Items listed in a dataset
☆ ☆ ☆ ☆ ☆

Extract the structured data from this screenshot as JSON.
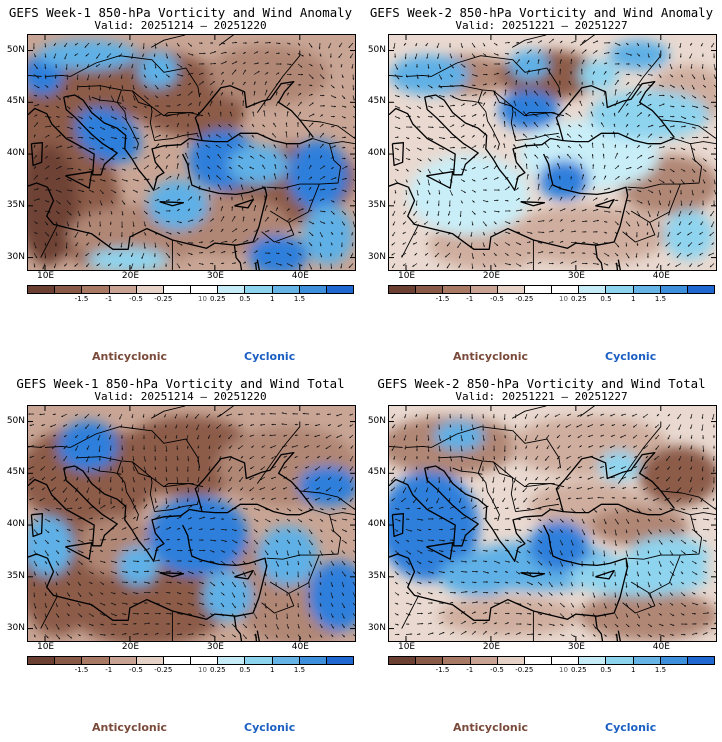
{
  "panels": [
    {
      "title": "GEFS Week-1 850-hPa Vorticity and Wind Anomaly",
      "valid": "Valid: 20251214 – 20251220",
      "variant": 1
    },
    {
      "title": "GEFS Week-2 850-hPa Vorticity and Wind Anomaly",
      "valid": "Valid: 20251221 – 20251227",
      "variant": 2
    },
    {
      "title": "GEFS Week-1 850-hPa Vorticity and Wind Total",
      "valid": "Valid: 20251214 – 20251220",
      "variant": 3
    },
    {
      "title": "GEFS Week-2 850-hPa Vorticity and Wind Total",
      "valid": "Valid: 20251221 – 20251227",
      "variant": 4
    }
  ],
  "lat_labels": [
    "50N",
    "45N",
    "40N",
    "35N",
    "30N"
  ],
  "lon_labels": [
    "10E",
    "20E",
    "30E",
    "40E"
  ],
  "colorbar": {
    "levels": [
      "-1.5",
      "-1",
      "-0.5",
      "-0.25",
      "0.25",
      "0.5",
      "1",
      "1.5"
    ],
    "scale_label": "10",
    "colors": [
      "#6b4032",
      "#8a5a48",
      "#a87a66",
      "#c9a394",
      "#e7d2c8",
      "#ffffff",
      "#ffffff",
      "#c5ecf7",
      "#8dd4ef",
      "#66b5e6",
      "#3e90dc",
      "#1f67d1"
    ]
  },
  "legend": {
    "anticyclonic": "Anticyclonic",
    "cyclonic": "Cyclonic"
  },
  "colors": {
    "anticyclonic": "#7a4a3a",
    "cyclonic": "#1b5fc2",
    "land": "#f4f4f4"
  }
}
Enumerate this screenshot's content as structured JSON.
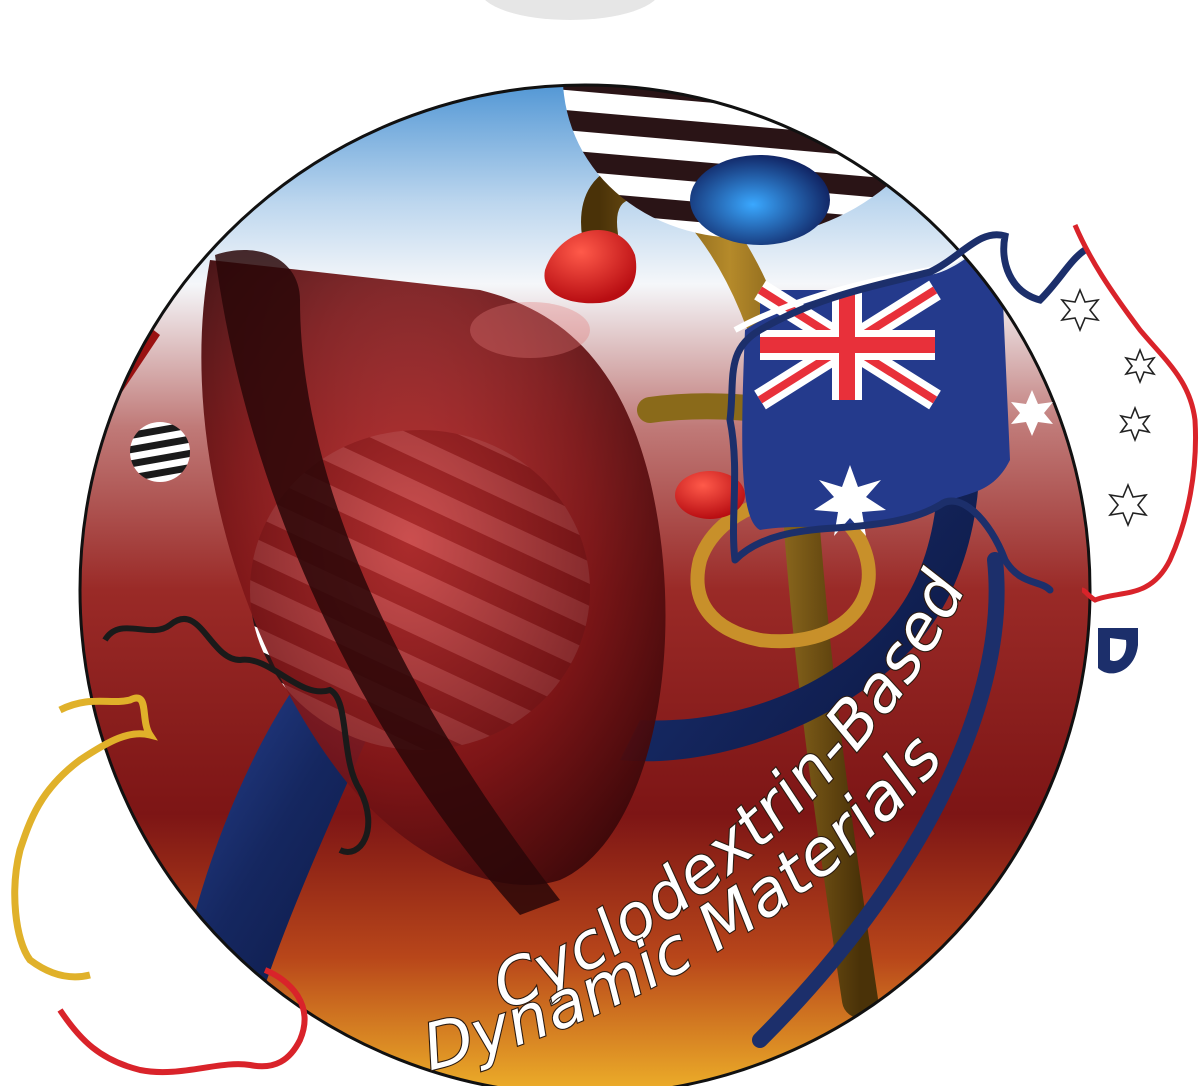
{
  "artwork": {
    "title_line1": "Cyclodextrin-Based",
    "title_line2": "Dynamic Materials"
  },
  "colors": {
    "sky_top": "#5b9fd8",
    "sky_light": "#f3f7fb",
    "maroon": "#8c1c1a",
    "dark_red": "#5a0f12",
    "orange": "#e6a12a",
    "navy": "#1c2f6b",
    "gold_tube": "#8a6a1a",
    "flag_red": "#e8303a",
    "flag_blue": "#243a8c",
    "outline_red": "#d9232a",
    "outline_gold": "#e0b12a"
  },
  "icons": {
    "flag": "australian-flag-icon",
    "map": "australia-map-outline-icon",
    "star": "star-icon"
  }
}
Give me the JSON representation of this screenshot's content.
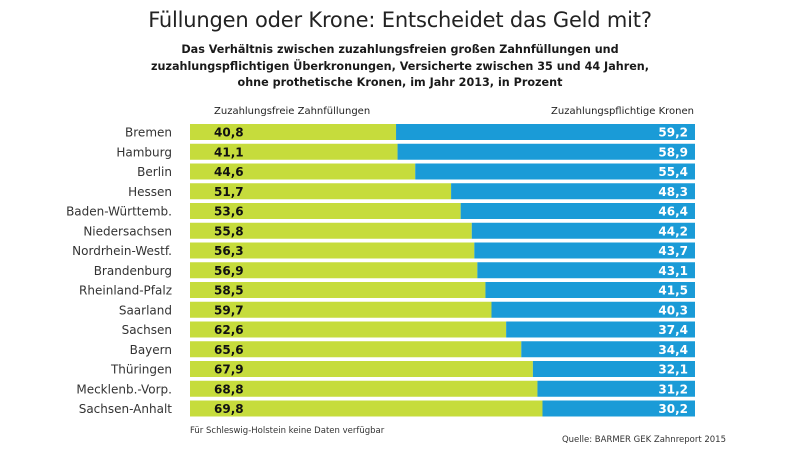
{
  "chart_data": {
    "type": "bar",
    "orientation": "horizontal",
    "stacked": true,
    "title": "Füllungen oder Krone: Entscheidet das Geld mit?",
    "subtitle_lines": [
      "Das Verhältnis zwischen zuzahlungsfreien großen Zahnfüllungen und",
      "zuzahlungspflichtigen Überkronungen, Versicherte zwischen 35 und 44 Jahren,",
      "ohne prothetische Kronen, im Jahr 2013, in Prozent"
    ],
    "categories": [
      "Bremen",
      "Hamburg",
      "Berlin",
      "Hessen",
      "Baden-Württemb.",
      "Niedersachsen",
      "Nordrhein-Westf.",
      "Brandenburg",
      "Rheinland-Pfalz",
      "Saarland",
      "Sachsen",
      "Bayern",
      "Thüringen",
      "Mecklenb.-Vorp.",
      "Sachsen-Anhalt"
    ],
    "series": [
      {
        "name": "Zuzahlungsfreie Zahnfüllungen",
        "color": "#c6dc3c",
        "values": [
          40.8,
          41.1,
          44.6,
          51.7,
          53.6,
          55.8,
          56.3,
          56.9,
          58.5,
          59.7,
          62.6,
          65.6,
          67.9,
          68.8,
          69.8
        ],
        "labels": [
          "40,8",
          "41,1",
          "44,6",
          "51,7",
          "53,6",
          "55,8",
          "56,3",
          "56,9",
          "58,5",
          "59,7",
          "62,6",
          "65,6",
          "67,9",
          "68,8",
          "69,8"
        ]
      },
      {
        "name": "Zuzahlungspflichtige Kronen",
        "color": "#1a9bd7",
        "values": [
          59.2,
          58.9,
          55.4,
          48.3,
          46.4,
          44.2,
          43.7,
          43.1,
          41.5,
          40.3,
          37.4,
          34.4,
          32.1,
          31.2,
          30.2
        ],
        "labels": [
          "59,2",
          "58,9",
          "55,4",
          "48,3",
          "46,4",
          "44,2",
          "43,7",
          "43,1",
          "41,5",
          "40,3",
          "37,4",
          "34,4",
          "32,1",
          "31,2",
          "30,2"
        ]
      }
    ],
    "xlim": [
      0,
      100
    ],
    "grid": false,
    "legend_placement": "top",
    "footnote": "Für Schleswig-Holstein keine Daten verfügbar",
    "source": "Quelle: BARMER GEK Zahnreport 2015"
  }
}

☆ ☆ ☆ ☆ ☆

- Problem statement
Where a line holds "this", copy it out.

- Solution below
Extract the structured data from this screenshot as JSON.
Enumerate this screenshot's content as structured JSON.
Give me the JSON representation of this screenshot's content.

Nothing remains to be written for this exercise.